* **TASK TO CARRY OUT**
Line by line, reproduce the records exactly.

:: INPUT DATA ::

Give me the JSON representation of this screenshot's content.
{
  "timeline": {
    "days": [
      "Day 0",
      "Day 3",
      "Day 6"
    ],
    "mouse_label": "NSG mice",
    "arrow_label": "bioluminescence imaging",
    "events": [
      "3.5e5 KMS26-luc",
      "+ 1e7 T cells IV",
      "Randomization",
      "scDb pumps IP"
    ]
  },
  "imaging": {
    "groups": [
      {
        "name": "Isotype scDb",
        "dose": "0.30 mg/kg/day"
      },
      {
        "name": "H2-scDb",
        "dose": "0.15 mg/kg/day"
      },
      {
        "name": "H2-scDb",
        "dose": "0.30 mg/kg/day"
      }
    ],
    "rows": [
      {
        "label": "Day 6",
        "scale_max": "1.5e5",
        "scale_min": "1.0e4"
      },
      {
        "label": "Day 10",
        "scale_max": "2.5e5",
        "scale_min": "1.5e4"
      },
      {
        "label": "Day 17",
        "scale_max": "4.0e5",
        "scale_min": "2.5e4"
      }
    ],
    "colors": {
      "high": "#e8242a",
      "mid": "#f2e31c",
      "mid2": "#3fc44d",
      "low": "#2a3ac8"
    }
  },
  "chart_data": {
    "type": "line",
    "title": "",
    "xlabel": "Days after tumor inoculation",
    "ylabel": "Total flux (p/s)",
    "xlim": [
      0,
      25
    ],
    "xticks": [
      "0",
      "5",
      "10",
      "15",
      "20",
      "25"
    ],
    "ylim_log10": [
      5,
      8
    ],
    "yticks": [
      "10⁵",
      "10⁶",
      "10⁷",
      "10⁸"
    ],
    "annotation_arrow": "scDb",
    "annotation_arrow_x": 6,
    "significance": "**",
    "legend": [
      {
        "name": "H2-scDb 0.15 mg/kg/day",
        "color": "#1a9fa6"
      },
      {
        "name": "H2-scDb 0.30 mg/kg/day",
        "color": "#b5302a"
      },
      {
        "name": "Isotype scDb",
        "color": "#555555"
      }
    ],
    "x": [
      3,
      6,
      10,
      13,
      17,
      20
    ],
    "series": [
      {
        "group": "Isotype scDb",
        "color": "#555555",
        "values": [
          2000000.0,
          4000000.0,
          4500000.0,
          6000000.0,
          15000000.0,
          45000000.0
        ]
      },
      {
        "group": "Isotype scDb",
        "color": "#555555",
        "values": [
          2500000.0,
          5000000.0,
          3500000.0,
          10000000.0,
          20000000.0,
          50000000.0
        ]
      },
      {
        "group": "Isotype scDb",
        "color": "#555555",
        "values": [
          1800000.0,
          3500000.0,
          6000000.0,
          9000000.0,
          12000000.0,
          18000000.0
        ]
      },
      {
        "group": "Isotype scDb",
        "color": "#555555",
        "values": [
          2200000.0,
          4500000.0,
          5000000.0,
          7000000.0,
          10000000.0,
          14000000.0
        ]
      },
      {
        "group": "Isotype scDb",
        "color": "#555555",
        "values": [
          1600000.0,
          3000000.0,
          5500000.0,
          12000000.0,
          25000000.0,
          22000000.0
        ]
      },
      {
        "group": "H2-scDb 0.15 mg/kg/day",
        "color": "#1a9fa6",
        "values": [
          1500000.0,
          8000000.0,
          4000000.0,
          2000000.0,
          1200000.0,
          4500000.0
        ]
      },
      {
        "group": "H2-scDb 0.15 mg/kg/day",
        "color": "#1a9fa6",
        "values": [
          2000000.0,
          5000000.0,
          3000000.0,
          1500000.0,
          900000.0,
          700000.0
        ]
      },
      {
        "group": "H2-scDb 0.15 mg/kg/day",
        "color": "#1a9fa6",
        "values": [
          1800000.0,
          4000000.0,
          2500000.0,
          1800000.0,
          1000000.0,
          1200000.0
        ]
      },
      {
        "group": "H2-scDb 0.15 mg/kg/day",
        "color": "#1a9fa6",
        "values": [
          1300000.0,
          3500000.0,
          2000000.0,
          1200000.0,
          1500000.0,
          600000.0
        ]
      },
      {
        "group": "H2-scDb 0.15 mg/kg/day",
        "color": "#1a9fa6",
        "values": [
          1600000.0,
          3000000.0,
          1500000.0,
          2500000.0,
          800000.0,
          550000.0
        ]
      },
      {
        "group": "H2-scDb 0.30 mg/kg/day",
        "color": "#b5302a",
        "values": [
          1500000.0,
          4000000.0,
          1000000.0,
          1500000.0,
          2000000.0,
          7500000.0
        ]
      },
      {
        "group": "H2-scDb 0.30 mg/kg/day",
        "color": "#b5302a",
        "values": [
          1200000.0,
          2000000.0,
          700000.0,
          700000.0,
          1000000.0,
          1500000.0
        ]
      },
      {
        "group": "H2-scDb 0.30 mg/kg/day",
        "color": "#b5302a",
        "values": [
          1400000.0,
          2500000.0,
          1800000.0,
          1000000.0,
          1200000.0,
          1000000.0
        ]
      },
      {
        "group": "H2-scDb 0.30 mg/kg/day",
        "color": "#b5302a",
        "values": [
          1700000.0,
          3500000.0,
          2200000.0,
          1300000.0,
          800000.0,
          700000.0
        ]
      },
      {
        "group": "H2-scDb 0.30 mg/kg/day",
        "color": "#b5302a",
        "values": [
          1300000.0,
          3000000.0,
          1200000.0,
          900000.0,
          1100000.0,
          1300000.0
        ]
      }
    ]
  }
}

:::

* **TASK RESULT**
Give me the JSON representation of this screenshot's content.
{
  "timeline": {
    "days": [
      "Day 0",
      "Day 3",
      "Day 6"
    ],
    "mouse_label": "NSG mice",
    "arrow_label": "bioluminescence imaging",
    "events": [
      "3.5e5 KMS26-luc",
      "+ 1e7 T cells IV",
      "Randomization",
      "scDb pumps IP"
    ]
  },
  "imaging": {
    "groups": [
      {
        "name": "Isotype scDb",
        "dose": "0.30 mg/kg/day"
      },
      {
        "name": "H2-scDb",
        "dose": "0.15 mg/kg/day"
      },
      {
        "name": "H2-scDb",
        "dose": "0.30 mg/kg/day"
      }
    ],
    "rows": [
      {
        "label": "Day 6",
        "scale_max": "1.5e5",
        "scale_min": "1.0e4"
      },
      {
        "label": "Day 10",
        "scale_max": "2.5e5",
        "scale_min": "1.5e4"
      },
      {
        "label": "Day 17",
        "scale_max": "4.0e5",
        "scale_min": "2.5e4"
      }
    ],
    "colors": {
      "high": "#e8242a",
      "mid": "#f2e31c",
      "mid2": "#3fc44d",
      "low": "#2a3ac8"
    }
  },
  "chart_data": {
    "type": "line",
    "title": "",
    "xlabel": "Days after tumor inoculation",
    "ylabel": "Total flux (p/s)",
    "xlim": [
      0,
      25
    ],
    "xticks": [
      "0",
      "5",
      "10",
      "15",
      "20",
      "25"
    ],
    "ylim_log10": [
      5,
      8
    ],
    "yticks": [
      "10⁵",
      "10⁶",
      "10⁷",
      "10⁸"
    ],
    "annotation_arrow": "scDb",
    "annotation_arrow_x": 6,
    "significance": "**",
    "legend": [
      {
        "name": "H2-scDb 0.15 mg/kg/day",
        "color": "#1a9fa6"
      },
      {
        "name": "H2-scDb 0.30 mg/kg/day",
        "color": "#b5302a"
      },
      {
        "name": "Isotype scDb",
        "color": "#555555"
      }
    ],
    "x": [
      3,
      6,
      10,
      13,
      17,
      20
    ],
    "series": [
      {
        "group": "Isotype scDb",
        "color": "#555555",
        "values": [
          2000000.0,
          4000000.0,
          4500000.0,
          6000000.0,
          15000000.0,
          45000000.0
        ]
      },
      {
        "group": "Isotype scDb",
        "color": "#555555",
        "values": [
          2500000.0,
          5000000.0,
          3500000.0,
          10000000.0,
          20000000.0,
          50000000.0
        ]
      },
      {
        "group": "Isotype scDb",
        "color": "#555555",
        "values": [
          1800000.0,
          3500000.0,
          6000000.0,
          9000000.0,
          12000000.0,
          18000000.0
        ]
      },
      {
        "group": "Isotype scDb",
        "color": "#555555",
        "values": [
          2200000.0,
          4500000.0,
          5000000.0,
          7000000.0,
          10000000.0,
          14000000.0
        ]
      },
      {
        "group": "Isotype scDb",
        "color": "#555555",
        "values": [
          1600000.0,
          3000000.0,
          5500000.0,
          12000000.0,
          25000000.0,
          22000000.0
        ]
      },
      {
        "group": "H2-scDb 0.15 mg/kg/day",
        "color": "#1a9fa6",
        "values": [
          1500000.0,
          8000000.0,
          4000000.0,
          2000000.0,
          1200000.0,
          4500000.0
        ]
      },
      {
        "group": "H2-scDb 0.15 mg/kg/day",
        "color": "#1a9fa6",
        "values": [
          2000000.0,
          5000000.0,
          3000000.0,
          1500000.0,
          900000.0,
          700000.0
        ]
      },
      {
        "group": "H2-scDb 0.15 mg/kg/day",
        "color": "#1a9fa6",
        "values": [
          1800000.0,
          4000000.0,
          2500000.0,
          1800000.0,
          1000000.0,
          1200000.0
        ]
      },
      {
        "group": "H2-scDb 0.15 mg/kg/day",
        "color": "#1a9fa6",
        "values": [
          1300000.0,
          3500000.0,
          2000000.0,
          1200000.0,
          1500000.0,
          600000.0
        ]
      },
      {
        "group": "H2-scDb 0.15 mg/kg/day",
        "color": "#1a9fa6",
        "values": [
          1600000.0,
          3000000.0,
          1500000.0,
          2500000.0,
          800000.0,
          550000.0
        ]
      },
      {
        "group": "H2-scDb 0.30 mg/kg/day",
        "color": "#b5302a",
        "values": [
          1500000.0,
          4000000.0,
          1000000.0,
          1500000.0,
          2000000.0,
          7500000.0
        ]
      },
      {
        "group": "H2-scDb 0.30 mg/kg/day",
        "color": "#b5302a",
        "values": [
          1200000.0,
          2000000.0,
          700000.0,
          700000.0,
          1000000.0,
          1500000.0
        ]
      },
      {
        "group": "H2-scDb 0.30 mg/kg/day",
        "color": "#b5302a",
        "values": [
          1400000.0,
          2500000.0,
          1800000.0,
          1000000.0,
          1200000.0,
          1000000.0
        ]
      },
      {
        "group": "H2-scDb 0.30 mg/kg/day",
        "color": "#b5302a",
        "values": [
          1700000.0,
          3500000.0,
          2200000.0,
          1300000.0,
          800000.0,
          700000.0
        ]
      },
      {
        "group": "H2-scDb 0.30 mg/kg/day",
        "color": "#b5302a",
        "values": [
          1300000.0,
          3000000.0,
          1200000.0,
          900000.0,
          1100000.0,
          1300000.0
        ]
      }
    ]
  }
}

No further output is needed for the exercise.